┌──

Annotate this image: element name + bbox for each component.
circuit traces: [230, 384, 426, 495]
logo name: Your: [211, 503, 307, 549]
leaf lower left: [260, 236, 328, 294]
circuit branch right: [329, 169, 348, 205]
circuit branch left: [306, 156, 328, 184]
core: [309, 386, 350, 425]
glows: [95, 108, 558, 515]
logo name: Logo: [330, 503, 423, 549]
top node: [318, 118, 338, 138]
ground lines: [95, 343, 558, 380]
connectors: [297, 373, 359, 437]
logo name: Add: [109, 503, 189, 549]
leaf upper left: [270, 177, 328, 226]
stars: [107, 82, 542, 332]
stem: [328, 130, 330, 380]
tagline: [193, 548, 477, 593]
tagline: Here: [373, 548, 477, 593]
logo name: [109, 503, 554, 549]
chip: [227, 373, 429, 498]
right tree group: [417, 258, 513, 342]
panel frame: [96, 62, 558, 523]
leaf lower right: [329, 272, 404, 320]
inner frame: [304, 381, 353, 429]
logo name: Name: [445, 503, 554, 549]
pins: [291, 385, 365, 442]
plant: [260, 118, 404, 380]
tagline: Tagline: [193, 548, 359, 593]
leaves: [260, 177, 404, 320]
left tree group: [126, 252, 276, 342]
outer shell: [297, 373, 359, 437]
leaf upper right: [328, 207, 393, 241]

└──
┌──

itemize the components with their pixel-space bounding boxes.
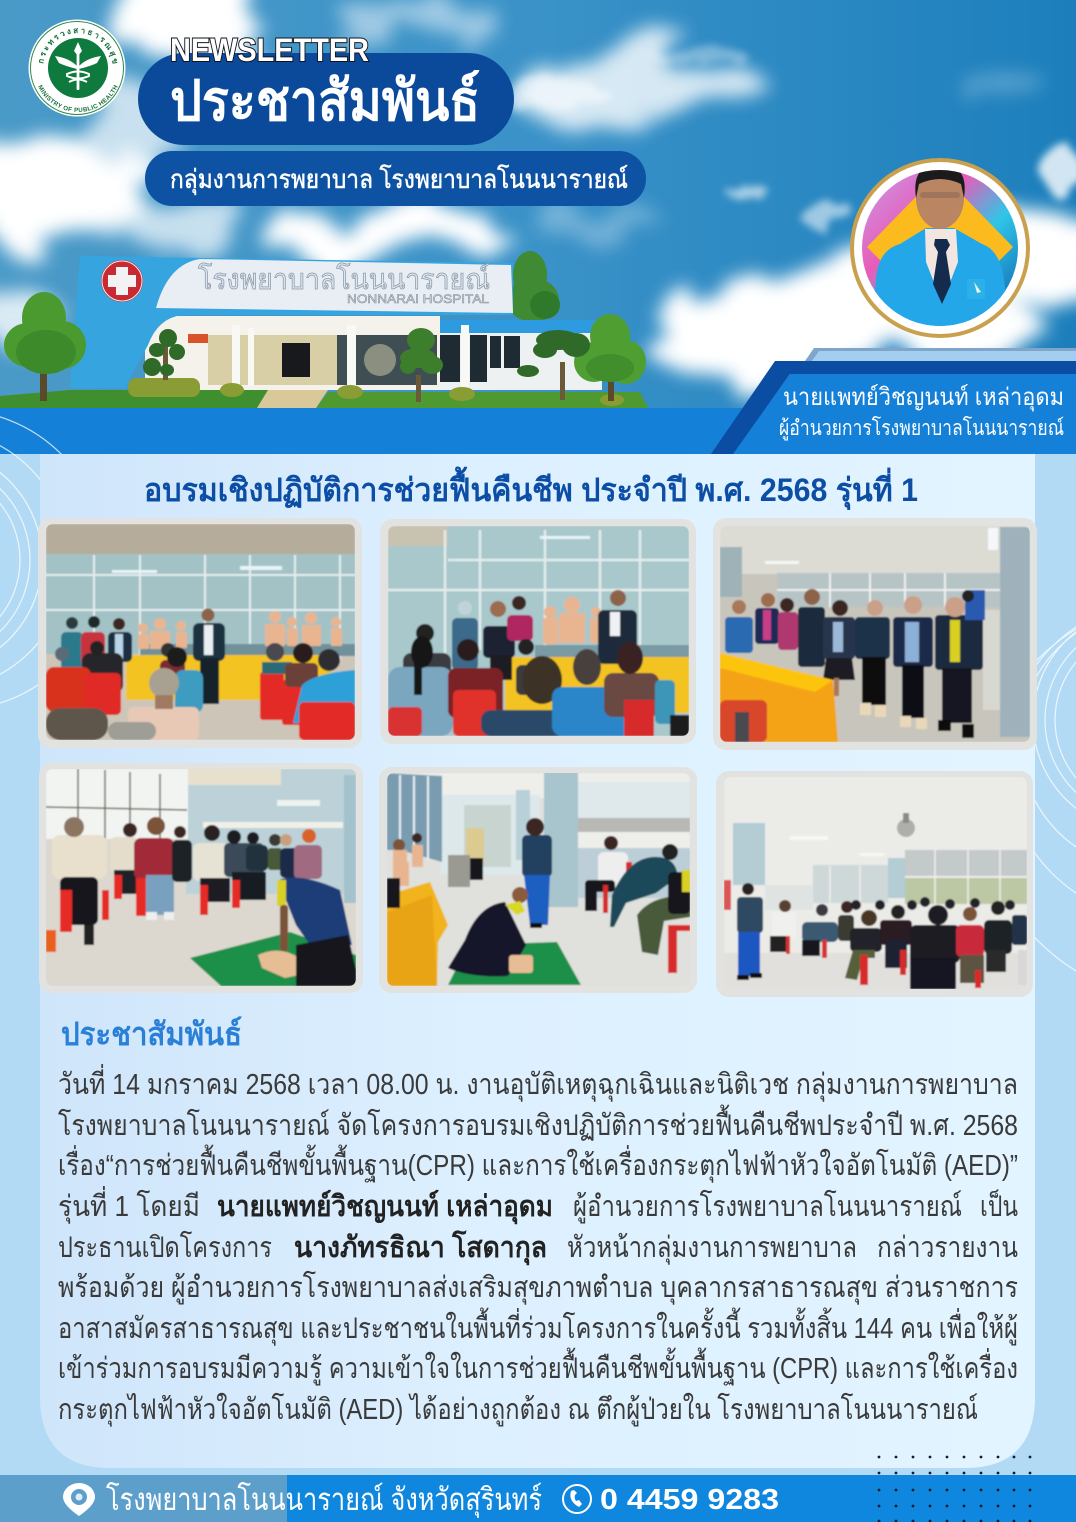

└──
┌──

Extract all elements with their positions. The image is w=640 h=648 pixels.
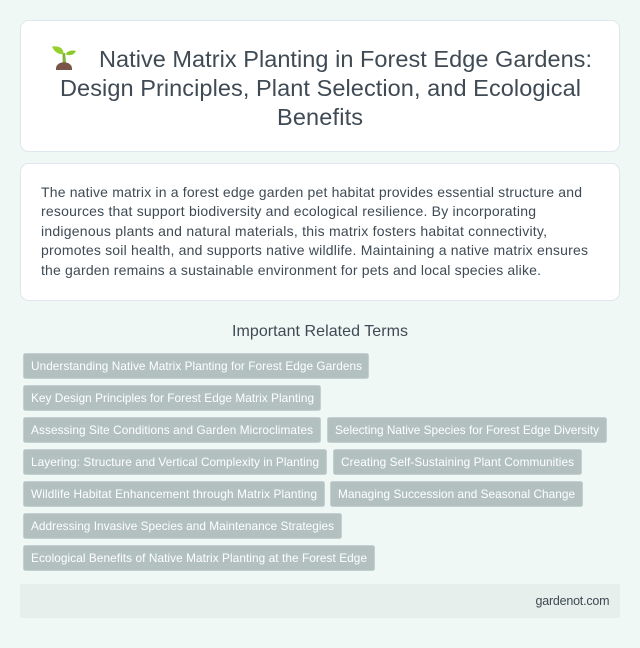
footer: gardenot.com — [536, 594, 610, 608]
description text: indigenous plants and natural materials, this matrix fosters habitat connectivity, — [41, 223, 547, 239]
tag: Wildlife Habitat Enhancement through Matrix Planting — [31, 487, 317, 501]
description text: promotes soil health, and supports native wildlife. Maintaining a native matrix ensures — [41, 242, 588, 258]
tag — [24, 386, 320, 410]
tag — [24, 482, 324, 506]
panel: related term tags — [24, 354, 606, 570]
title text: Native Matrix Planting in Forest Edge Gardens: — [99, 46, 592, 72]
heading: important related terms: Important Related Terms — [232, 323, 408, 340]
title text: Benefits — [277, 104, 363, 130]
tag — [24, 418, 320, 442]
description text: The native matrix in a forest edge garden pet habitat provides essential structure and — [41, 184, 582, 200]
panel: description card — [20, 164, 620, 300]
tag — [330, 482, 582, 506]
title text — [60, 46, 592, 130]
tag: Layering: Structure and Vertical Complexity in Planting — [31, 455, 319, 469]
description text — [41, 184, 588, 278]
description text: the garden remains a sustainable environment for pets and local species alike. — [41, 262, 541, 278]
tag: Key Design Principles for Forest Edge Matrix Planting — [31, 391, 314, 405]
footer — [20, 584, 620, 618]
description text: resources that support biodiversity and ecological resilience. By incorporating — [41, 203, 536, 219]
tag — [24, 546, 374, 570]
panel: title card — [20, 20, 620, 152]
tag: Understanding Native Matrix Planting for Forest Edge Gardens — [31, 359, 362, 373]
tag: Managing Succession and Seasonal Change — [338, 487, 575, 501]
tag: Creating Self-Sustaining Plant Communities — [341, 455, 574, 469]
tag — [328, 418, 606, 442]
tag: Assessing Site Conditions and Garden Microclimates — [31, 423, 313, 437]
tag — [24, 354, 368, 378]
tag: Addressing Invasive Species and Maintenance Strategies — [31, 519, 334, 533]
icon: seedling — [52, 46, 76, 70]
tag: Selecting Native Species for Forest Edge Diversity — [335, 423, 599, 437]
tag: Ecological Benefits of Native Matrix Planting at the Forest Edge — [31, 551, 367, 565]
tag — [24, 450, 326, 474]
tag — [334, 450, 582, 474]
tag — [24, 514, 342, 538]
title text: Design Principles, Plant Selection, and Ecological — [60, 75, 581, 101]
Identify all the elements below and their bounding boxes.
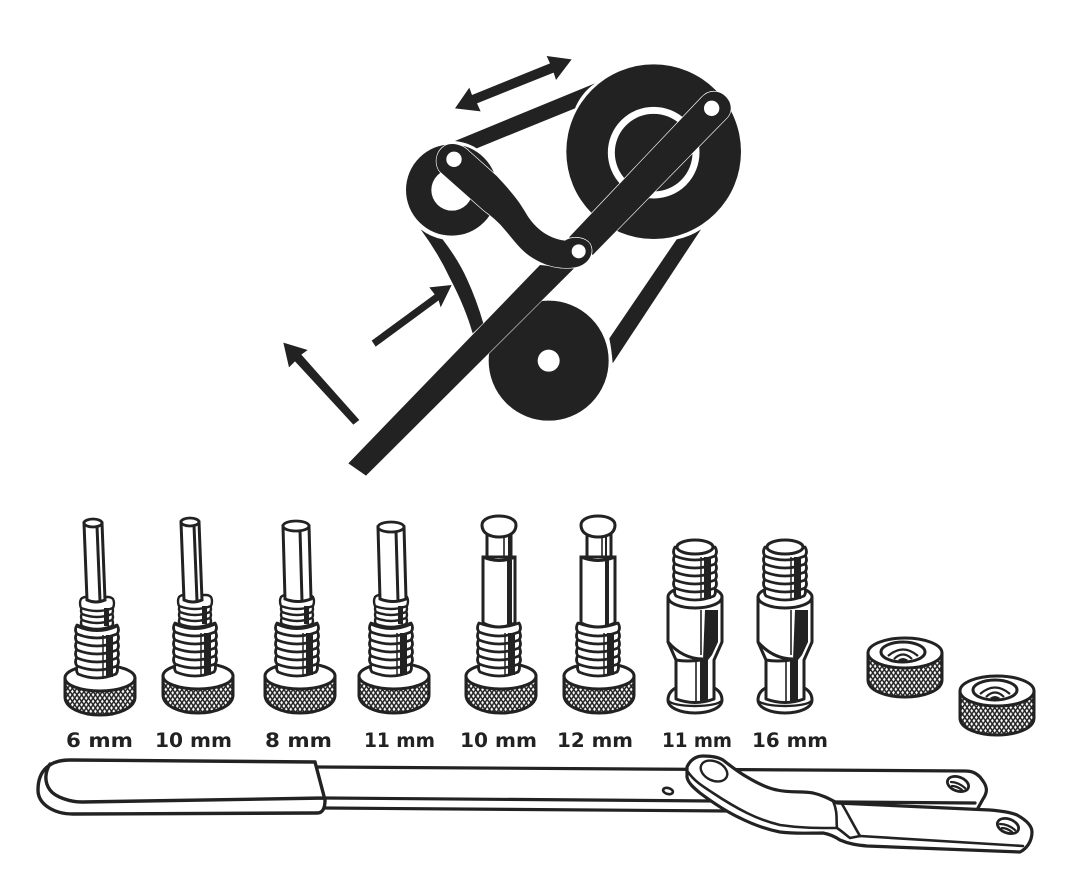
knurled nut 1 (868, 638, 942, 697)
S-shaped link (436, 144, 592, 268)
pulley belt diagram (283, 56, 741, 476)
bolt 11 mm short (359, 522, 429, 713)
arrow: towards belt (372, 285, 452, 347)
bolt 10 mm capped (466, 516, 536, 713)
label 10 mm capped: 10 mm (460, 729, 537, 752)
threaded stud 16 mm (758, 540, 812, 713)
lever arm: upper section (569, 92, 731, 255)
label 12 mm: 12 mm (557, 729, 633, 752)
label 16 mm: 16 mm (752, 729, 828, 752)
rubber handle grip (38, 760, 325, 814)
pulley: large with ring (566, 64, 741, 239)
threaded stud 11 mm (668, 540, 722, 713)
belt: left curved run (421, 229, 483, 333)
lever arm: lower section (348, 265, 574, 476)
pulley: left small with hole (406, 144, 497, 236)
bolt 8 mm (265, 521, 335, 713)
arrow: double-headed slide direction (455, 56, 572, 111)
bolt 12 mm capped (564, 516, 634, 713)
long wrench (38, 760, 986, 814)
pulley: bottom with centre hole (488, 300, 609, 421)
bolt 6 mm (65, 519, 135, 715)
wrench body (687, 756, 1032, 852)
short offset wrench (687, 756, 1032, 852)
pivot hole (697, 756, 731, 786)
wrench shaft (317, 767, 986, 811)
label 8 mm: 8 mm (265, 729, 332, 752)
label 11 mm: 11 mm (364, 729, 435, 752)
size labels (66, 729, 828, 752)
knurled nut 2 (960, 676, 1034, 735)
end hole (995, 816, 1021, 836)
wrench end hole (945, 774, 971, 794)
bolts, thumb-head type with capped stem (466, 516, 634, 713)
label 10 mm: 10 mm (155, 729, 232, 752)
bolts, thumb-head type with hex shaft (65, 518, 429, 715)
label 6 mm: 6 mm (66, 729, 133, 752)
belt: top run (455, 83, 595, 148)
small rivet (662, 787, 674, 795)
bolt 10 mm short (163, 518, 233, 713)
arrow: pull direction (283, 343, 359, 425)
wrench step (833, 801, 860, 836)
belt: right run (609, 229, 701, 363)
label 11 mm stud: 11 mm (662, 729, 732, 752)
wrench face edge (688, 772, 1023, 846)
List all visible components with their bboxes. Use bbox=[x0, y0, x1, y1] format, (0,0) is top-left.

└──

Work to complete —
Put the material starting with the line that contains "Annotate this image: element" and going on through the line that contains "circuit branch right: [329, 169, 348, 205]" into a two-column CSV with the headers instruction and response, one row per instruction. Place each instruction and its response in single quoted fields, with line breaks replaced by spaces.

Result —
instruction,response
"Annotate this image: element name + bbox for each component.","circuit traces: [230, 384, 426, 495] logo name: Your: [211, 503, 307, 549] leaf lower left: [260, 236, 328, 294] circuit branch right: [329, 169, 348, 205]"